* WHAT IS REQUIRED: From the entries that follow, gather each line holding the word "περίπτωση".

---+---

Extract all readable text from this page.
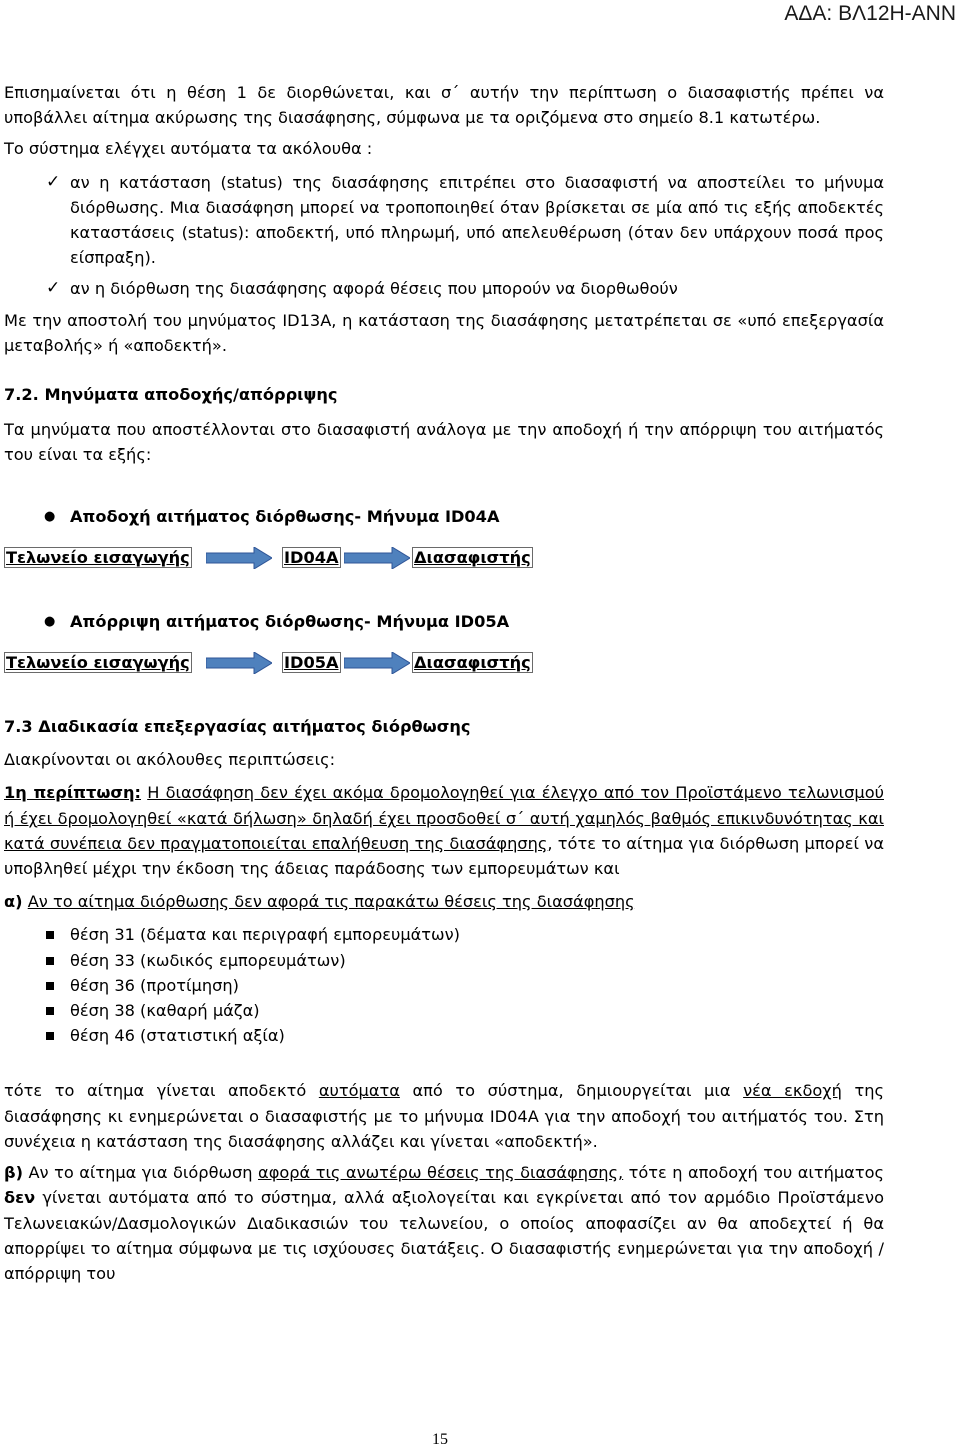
ΑΔΑ: ΒΛ12Η-ΑΝΝ

Επισημαίνεται ότι η θέση 1 δε διορθώνεται, και σ΄ αυτήν την περίπτωση ο διασαφιστής πρέπει να υποβάλλει αίτημα ακύρωσης της διασάφησης, σύμφωνα με τα οριζόμενα στο σημείο 8.1 κατωτέρω.

Το σύστημα ελέγχει αυτόματα τα ακόλουθα :

✓ αν η κατάσταση (status) της διασάφησης επιτρέπει στο διασαφιστή να αποστείλει το μήνυμα διόρθωσης. Μια διασάφηση μπορεί να τροποποιηθεί όταν βρίσκεται σε μία από τις εξής αποδεκτές καταστάσεις (status): αποδεκτή, υπό πληρωμή, υπό απελευθέρωση (όταν δεν υπάρχουν ποσά προς είσπραξη).
✓ αν η διόρθωση της διασάφησης αφορά θέσεις που μπορούν να διορθωθούν

Με την αποστολή του μηνύματος ID13A, η κατάσταση της διασάφησης μετατρέπεται σε «υπό επεξεργασία μεταβολής» ή «αποδεκτή».

7.2. Μηνύματα αποδοχής/απόρριψης

Τα μηνύματα που αποστέλλονται στο διασαφιστή ανάλογα με την αποδοχή ή την απόρριψη του αιτήματός του είναι τα εξής:

● Αποδοχή αιτήματος διόρθωσης- Μήνυμα ID04A
Τελωνείο εισαγωγής	ID04A	Διασαφιστής
● Απόρριψη αιτήματος διόρθωσης- Μήνυμα ID05A
Τελωνείο εισαγωγής	ID05A	Διασαφιστής

7.3 Διαδικασία επεξεργασίας αιτήματος διόρθωσης

Διακρίνονται οι ακόλουθες περιπτώσεις:

1η περίπτωση: Η διασάφηση δεν έχει ακόμα δρομολογηθεί για έλεγχο από τον Προϊστάμενο τελωνισμού ή έχει δρομολογηθεί «κατά δήλωση» δηλαδή έχει προσδοθεί σ΄ αυτή χαμηλός βαθμός επικινδυνότητας και κατά συνέπεια δεν πραγματοποιείται επαλήθευση της διασάφησης, τότε το αίτημα για διόρθωση μπορεί να υποβληθεί μέχρι την έκδοση της άδειας παράδοσης των εμπορευμάτων και

α) Αν το αίτημα διόρθωσης δεν αφορά τις παρακάτω θέσεις της διασάφησης

θέση 31 (δέματα και περιγραφή εμπορευμάτων)
θέση 33 (κωδικός εμπορευμάτων)
θέση 36 (προτίμηση)
θέση 38 (καθαρή μάζα)
θέση 46 (στατιστική αξία)

τότε το αίτημα γίνεται αποδεκτό αυτόματα από το σύστημα, δημιουργείται μια νέα εκδοχή της διασάφησης κι ενημερώνεται ο διασαφιστής με το μήνυμα ID04A για την αποδοχή του αιτήματός του. Στη συνέχεια η κατάσταση της διασάφησης αλλάζει και γίνεται «αποδεκτή».

β) Αν το αίτημα για διόρθωση αφορά τις ανωτέρω θέσεις της διασάφησης, τότε η αποδοχή του αιτήματος δεν γίνεται αυτόματα από το σύστημα, αλλά αξιολογείται και εγκρίνεται από τον αρμόδιο Προϊστάμενο Τελωνειακών/Δασμολογικών Διαδικασιών του τελωνείου, ο οποίος αποφασίζει αν θα αποδεχτεί ή θα απορρίψει το αίτημα σύμφωνα με τις ισχύουσες διατάξεις. Ο διασαφιστής ενημερώνεται για την αποδοχή / απόρριψη του

15
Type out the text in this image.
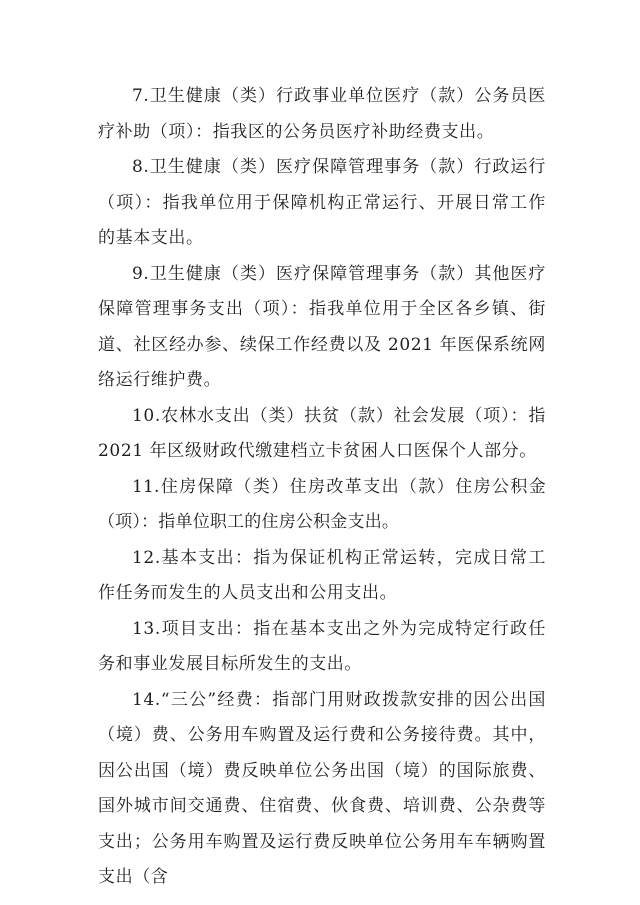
7.卫生健康（类）行政事业单位医疗（款）公务员医疗补助（项）：指我区的公务员医疗补助经费支出。

8.卫生健康（类）医疗保障管理事务（款）行政运行（项）：指我单位用于保障机构正常运行、开展日常工作的基本支出。

9.卫生健康（类）医疗保障管理事务（款）其他医疗保障管理事务支出（项）：指我单位用于全区各乡镇、街道、社区经办参、续保工作经费以及 2021 年医保系统网络运行维护费。

10.农林水支出（类）扶贫（款）社会发展（项）：指 2021 年区级财政代缴建档立卡贫困人口医保个人部分。

11.住房保障（类）住房改革支出（款）住房公积金（项）：指单位职工的住房公积金支出。

12.基本支出：指为保证机构正常运转，完成日常工作任务而发生的人员支出和公用支出。

13.项目支出：指在基本支出之外为完成特定行政任务和事业发展目标所发生的支出。

14.“三公”经费：指部门用财政拨款安排的因公出国（境）费、公务用车购置及运行费和公务接待费。其中，因公出国（境）费反映单位公务出国（境）的国际旅费、国外城市间交通费、住宿费、伙食费、培训费、公杂费等支出；公务用车购置及运行费反映单位公务用车车辆购置支出（含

---+---

* RESPONSE TO THIS TASK:
Επισημαίνεται ότι η θέση 1 δε διορθώνεται, και σ΄ αυτήν την περίπτωση ο διασαφιστής πρέπει να υποβάλλει αίτημα ακύρωσης της διασάφησης, σύμφωνα με τα οριζόμενα στο σημείο 8.1 κατωτέρω.
1η περίπτωση: Η διασάφηση δεν έχει ακόμα δρομολογηθεί για έλεγχο από τον Προϊστάμενο τελωνισμού ή έχει δρομολογηθεί «κατά δήλωση» δηλαδή έχει προσδοθεί σ΄ αυτή χαμηλός βαθμός επικινδυνότητας και κατά συνέπεια δεν πραγματοποιείται επαλήθευση της διασάφησης, τότε το αίτημα για διόρθωση μπορεί να υποβληθεί μέχρι την έκδοση της άδειας παράδοσης των εμπορευμάτων και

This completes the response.